- **Work to be completed**: Output exactly the lines that run from the line with "Read this page and output its text content." to the end of the material, both ends included, and no other lines.

- **Dataset excerpts**:
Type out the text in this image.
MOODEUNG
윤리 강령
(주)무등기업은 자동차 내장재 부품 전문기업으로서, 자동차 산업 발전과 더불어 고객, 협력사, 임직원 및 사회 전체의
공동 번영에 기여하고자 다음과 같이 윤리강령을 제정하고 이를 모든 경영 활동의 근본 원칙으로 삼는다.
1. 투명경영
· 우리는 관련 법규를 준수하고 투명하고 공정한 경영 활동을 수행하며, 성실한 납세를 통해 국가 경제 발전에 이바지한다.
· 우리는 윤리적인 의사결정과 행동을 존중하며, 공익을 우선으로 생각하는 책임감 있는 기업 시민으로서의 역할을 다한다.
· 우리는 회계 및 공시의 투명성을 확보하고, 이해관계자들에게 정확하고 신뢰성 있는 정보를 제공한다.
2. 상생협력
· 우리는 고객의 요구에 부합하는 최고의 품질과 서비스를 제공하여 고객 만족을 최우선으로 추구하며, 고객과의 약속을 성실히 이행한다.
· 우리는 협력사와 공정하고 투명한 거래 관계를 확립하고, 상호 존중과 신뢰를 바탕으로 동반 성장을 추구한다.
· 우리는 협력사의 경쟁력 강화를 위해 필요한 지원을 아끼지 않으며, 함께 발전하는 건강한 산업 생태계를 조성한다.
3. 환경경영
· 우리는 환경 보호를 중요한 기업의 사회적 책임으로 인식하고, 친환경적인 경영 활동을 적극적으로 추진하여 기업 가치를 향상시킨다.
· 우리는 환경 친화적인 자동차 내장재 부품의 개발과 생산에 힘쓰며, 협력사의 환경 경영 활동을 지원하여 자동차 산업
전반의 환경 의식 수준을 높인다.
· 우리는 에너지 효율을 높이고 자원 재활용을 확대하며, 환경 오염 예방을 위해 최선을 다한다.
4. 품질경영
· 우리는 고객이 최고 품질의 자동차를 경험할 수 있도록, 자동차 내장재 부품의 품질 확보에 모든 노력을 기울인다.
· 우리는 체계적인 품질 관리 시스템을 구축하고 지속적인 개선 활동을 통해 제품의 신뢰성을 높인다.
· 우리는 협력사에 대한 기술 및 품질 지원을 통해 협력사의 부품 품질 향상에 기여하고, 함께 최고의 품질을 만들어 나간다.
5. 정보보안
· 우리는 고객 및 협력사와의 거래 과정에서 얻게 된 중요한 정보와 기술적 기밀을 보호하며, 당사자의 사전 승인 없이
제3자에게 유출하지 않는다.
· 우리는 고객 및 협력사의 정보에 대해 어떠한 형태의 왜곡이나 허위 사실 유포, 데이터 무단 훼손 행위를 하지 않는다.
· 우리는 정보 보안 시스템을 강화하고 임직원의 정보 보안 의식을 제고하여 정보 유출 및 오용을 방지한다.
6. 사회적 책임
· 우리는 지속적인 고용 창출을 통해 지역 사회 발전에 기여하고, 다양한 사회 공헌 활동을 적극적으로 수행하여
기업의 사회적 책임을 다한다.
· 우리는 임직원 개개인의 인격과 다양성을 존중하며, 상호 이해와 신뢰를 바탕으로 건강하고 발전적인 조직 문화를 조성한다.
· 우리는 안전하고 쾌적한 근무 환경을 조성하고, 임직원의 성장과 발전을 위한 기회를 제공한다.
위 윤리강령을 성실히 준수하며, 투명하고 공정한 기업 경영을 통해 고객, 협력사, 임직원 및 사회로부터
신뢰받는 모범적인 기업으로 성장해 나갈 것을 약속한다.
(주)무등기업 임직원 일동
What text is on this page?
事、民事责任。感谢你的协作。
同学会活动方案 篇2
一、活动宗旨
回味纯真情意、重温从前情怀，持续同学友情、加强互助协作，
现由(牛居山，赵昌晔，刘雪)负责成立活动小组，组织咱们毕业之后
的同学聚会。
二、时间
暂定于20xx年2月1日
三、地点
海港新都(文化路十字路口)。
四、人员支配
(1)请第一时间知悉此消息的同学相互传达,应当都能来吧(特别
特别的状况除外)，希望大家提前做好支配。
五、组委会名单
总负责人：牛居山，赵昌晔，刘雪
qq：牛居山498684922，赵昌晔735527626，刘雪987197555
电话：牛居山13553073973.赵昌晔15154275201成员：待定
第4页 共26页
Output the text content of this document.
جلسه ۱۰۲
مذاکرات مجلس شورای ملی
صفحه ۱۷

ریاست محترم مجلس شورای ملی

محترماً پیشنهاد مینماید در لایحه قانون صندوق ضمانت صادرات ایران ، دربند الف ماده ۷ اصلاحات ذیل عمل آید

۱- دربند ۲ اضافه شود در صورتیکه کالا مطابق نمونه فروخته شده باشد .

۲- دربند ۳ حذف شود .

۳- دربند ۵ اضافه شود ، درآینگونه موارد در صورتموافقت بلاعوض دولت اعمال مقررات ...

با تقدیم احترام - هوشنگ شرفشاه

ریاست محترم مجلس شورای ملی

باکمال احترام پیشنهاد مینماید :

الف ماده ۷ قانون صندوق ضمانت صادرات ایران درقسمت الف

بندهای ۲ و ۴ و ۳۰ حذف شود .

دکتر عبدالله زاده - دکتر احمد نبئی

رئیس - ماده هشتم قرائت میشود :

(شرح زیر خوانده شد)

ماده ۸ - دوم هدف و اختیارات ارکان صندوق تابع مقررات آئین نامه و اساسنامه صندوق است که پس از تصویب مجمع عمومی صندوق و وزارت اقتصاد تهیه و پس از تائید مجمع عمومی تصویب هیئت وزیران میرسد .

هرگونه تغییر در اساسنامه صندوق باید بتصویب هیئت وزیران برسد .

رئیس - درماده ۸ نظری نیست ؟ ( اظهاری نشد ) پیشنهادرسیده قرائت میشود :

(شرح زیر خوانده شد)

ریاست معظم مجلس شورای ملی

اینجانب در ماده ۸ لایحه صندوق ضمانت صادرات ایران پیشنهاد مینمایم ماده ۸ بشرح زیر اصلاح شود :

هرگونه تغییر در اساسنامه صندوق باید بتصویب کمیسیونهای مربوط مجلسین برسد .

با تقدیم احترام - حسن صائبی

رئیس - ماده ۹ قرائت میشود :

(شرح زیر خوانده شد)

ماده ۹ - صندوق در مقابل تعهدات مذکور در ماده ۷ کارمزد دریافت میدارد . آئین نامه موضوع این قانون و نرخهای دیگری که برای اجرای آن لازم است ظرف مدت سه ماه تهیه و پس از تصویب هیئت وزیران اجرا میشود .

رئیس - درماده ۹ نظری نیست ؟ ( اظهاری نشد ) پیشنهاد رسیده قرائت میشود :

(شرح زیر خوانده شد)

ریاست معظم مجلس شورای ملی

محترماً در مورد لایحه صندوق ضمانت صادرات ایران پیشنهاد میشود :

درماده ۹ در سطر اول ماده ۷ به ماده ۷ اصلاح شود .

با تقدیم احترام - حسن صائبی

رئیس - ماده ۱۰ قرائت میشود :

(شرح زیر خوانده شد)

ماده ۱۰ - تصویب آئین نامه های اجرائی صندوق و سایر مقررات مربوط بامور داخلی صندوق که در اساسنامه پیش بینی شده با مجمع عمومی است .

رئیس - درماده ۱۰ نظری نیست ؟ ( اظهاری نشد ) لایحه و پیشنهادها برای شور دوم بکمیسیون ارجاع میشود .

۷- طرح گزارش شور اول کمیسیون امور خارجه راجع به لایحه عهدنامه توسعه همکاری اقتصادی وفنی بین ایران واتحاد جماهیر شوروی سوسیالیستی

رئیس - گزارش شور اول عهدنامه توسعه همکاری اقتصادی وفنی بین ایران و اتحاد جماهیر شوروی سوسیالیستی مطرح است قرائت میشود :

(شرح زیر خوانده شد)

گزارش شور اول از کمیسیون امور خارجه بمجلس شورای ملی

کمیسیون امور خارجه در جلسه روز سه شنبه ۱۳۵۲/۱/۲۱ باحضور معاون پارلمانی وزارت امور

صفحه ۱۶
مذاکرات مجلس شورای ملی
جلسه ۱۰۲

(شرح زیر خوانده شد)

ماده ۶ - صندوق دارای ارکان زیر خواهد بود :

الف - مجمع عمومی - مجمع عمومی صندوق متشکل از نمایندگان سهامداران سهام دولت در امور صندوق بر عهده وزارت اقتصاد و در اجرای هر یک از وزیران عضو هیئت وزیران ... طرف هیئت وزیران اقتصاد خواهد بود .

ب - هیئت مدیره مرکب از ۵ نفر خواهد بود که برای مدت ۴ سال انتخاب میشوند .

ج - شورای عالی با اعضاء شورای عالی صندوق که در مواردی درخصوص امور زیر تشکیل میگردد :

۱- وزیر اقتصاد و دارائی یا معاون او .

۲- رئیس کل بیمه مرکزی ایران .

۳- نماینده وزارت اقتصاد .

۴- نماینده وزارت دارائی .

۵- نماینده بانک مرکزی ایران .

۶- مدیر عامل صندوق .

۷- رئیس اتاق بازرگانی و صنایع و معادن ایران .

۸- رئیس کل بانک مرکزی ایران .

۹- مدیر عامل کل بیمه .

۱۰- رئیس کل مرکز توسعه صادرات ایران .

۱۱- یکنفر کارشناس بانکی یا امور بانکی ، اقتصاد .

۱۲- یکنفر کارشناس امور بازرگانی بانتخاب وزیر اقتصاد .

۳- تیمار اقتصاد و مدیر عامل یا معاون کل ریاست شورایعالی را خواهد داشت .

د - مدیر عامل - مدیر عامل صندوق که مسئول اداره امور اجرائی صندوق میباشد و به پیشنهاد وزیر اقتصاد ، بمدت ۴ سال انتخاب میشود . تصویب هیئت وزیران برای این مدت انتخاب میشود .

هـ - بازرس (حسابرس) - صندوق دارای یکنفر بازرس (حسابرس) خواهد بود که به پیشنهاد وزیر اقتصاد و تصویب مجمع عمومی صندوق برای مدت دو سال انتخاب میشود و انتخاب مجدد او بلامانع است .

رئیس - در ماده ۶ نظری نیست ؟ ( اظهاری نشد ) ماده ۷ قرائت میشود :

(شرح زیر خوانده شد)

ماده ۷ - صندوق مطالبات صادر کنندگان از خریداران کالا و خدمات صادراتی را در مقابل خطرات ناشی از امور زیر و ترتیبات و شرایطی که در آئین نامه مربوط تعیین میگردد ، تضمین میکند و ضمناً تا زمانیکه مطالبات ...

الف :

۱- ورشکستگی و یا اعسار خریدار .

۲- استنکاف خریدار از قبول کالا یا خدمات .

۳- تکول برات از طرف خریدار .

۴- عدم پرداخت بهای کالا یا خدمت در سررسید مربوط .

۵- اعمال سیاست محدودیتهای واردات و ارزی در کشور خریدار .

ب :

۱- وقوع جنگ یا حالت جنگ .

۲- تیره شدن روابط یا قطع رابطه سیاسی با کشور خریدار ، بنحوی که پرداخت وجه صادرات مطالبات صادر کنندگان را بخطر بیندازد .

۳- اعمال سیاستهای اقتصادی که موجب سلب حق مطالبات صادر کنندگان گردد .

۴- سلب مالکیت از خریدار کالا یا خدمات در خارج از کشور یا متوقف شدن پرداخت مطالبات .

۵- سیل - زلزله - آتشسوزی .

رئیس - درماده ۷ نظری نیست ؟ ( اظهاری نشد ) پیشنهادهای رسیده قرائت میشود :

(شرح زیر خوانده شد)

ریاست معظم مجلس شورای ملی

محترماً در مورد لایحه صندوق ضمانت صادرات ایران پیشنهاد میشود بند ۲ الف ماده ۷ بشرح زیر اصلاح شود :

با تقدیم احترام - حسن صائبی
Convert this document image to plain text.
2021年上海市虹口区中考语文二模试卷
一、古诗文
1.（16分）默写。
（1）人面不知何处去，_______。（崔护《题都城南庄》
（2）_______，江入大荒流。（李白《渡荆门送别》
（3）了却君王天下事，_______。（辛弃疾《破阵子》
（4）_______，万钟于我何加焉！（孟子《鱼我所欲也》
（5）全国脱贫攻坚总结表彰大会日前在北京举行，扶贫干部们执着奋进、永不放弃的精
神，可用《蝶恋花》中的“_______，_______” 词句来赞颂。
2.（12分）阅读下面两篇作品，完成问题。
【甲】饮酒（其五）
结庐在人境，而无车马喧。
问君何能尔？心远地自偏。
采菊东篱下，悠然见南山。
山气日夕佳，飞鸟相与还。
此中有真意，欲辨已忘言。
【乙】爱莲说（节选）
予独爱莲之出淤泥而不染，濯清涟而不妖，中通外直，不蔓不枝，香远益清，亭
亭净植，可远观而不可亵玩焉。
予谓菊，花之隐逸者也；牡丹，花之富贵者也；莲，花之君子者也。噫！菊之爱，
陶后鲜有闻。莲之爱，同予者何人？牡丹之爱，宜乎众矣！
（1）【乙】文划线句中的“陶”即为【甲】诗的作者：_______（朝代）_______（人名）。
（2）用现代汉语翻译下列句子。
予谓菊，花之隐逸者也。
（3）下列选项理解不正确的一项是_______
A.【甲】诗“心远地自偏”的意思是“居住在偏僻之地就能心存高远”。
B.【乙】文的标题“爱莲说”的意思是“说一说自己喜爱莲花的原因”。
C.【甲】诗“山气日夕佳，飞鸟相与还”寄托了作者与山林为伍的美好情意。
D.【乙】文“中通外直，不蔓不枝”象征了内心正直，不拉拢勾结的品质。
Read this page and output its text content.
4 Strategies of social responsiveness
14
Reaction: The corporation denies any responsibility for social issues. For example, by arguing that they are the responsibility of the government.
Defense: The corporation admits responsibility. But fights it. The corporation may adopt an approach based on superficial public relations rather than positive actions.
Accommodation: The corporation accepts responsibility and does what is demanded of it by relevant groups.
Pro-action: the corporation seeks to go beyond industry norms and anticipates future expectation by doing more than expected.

- **Right answer**:
Read this page and output its text content.
4 Strategies of social responsiveness
14
Reaction: The corporation denies any responsibility for social issues. For example, by arguing that they are the responsibility of the government.
Defense: The corporation admits responsibility. But fights it. The corporation may adopt an approach based on superficial public relations rather than positive actions.
Accommodation: The corporation accepts responsibility and does what is demanded of it by relevant groups.
Pro-action: the corporation seeks to go beyond industry norms and anticipates future expectation by doing more than expected.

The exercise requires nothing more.